* What needs to be done
Output the data below in full, byte for byte. Nothing may differ.
━━━
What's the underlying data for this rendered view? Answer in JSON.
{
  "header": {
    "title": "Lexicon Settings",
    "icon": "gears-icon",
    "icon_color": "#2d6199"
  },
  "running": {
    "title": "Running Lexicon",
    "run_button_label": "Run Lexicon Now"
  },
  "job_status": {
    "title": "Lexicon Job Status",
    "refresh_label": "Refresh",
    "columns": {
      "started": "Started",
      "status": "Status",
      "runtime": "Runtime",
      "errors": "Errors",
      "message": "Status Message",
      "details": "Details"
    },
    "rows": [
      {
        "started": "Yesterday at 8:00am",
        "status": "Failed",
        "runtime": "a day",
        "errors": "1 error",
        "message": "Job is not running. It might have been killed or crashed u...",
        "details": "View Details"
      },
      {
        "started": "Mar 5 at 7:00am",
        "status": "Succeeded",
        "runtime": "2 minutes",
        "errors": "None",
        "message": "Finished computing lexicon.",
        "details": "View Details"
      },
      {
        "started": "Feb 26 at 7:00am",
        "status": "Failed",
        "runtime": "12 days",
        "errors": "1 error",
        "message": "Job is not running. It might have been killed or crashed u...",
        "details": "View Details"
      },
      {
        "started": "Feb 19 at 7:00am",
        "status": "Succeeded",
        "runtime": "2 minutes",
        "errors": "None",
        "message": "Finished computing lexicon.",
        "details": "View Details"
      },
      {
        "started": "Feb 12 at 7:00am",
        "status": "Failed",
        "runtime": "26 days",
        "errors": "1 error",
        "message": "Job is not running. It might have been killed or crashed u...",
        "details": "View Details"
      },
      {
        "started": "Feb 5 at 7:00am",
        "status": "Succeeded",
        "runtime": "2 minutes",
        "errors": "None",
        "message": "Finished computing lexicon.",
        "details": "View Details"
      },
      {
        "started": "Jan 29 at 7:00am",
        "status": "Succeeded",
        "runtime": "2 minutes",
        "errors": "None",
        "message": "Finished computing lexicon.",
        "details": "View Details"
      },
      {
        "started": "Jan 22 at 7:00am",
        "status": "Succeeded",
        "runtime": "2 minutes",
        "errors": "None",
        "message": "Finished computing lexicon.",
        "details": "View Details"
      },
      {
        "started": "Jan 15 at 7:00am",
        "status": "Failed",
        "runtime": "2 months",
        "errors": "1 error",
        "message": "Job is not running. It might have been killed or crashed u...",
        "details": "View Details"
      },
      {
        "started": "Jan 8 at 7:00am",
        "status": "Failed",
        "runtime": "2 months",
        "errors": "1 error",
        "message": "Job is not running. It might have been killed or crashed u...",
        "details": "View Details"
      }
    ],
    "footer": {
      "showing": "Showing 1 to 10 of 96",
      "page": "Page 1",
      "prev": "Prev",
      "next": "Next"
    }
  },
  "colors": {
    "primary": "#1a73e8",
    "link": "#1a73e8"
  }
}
━━━
* Exercise output
What's the underlying data for this rendered view? Answer in JSON.
{
  "header": {
    "title": "Lexicon Settings",
    "icon": "gears-icon",
    "icon_color": "#2d6199"
  },
  "running": {
    "title": "Running Lexicon",
    "run_button_label": "Run Lexicon Now"
  },
  "job_status": {
    "title": "Lexicon Job Status",
    "refresh_label": "Refresh",
    "columns": {
      "started": "Started",
      "status": "Status",
      "runtime": "Runtime",
      "errors": "Errors",
      "message": "Status Message",
      "details": "Details"
    },
    "rows": [
      {
        "started": "Yesterday at 8:00am",
        "status": "Failed",
        "runtime": "a day",
        "errors": "1 error",
        "message": "Job is not running. It might have been killed or crashed u...",
        "details": "View Details"
      },
      {
        "started": "Mar 5 at 7:00am",
        "status": "Succeeded",
        "runtime": "2 minutes",
        "errors": "None",
        "message": "Finished computing lexicon.",
        "details": "View Details"
      },
      {
        "started": "Feb 26 at 7:00am",
        "status": "Failed",
        "runtime": "12 days",
        "errors": "1 error",
        "message": "Job is not running. It might have been killed or crashed u...",
        "details": "View Details"
      },
      {
        "started": "Feb 19 at 7:00am",
        "status": "Succeeded",
        "runtime": "2 minutes",
        "errors": "None",
        "message": "Finished computing lexicon.",
        "details": "View Details"
      },
      {
        "started": "Feb 12 at 7:00am",
        "status": "Failed",
        "runtime": "26 days",
        "errors": "1 error",
        "message": "Job is not running. It might have been killed or crashed u...",
        "details": "View Details"
      },
      {
        "started": "Feb 5 at 7:00am",
        "status": "Succeeded",
        "runtime": "2 minutes",
        "errors": "None",
        "message": "Finished computing lexicon.",
        "details": "View Details"
      },
      {
        "started": "Jan 29 at 7:00am",
        "status": "Succeeded",
        "runtime": "2 minutes",
        "errors": "None",
        "message": "Finished computing lexicon.",
        "details": "View Details"
      },
      {
        "started": "Jan 22 at 7:00am",
        "status": "Succeeded",
        "runtime": "2 minutes",
        "errors": "None",
        "message": "Finished computing lexicon.",
        "details": "View Details"
      },
      {
        "started": "Jan 15 at 7:00am",
        "status": "Failed",
        "runtime": "2 months",
        "errors": "1 error",
        "message": "Job is not running. It might have been killed or crashed u...",
        "details": "View Details"
      },
      {
        "started": "Jan 8 at 7:00am",
        "status": "Failed",
        "runtime": "2 months",
        "errors": "1 error",
        "message": "Job is not running. It might have been killed or crashed u...",
        "details": "View Details"
      }
    ],
    "footer": {
      "showing": "Showing 1 to 10 of 96",
      "page": "Page 1",
      "prev": "Prev",
      "next": "Next"
    }
  },
  "colors": {
    "primary": "#1a73e8",
    "link": "#1a73e8"
  }
}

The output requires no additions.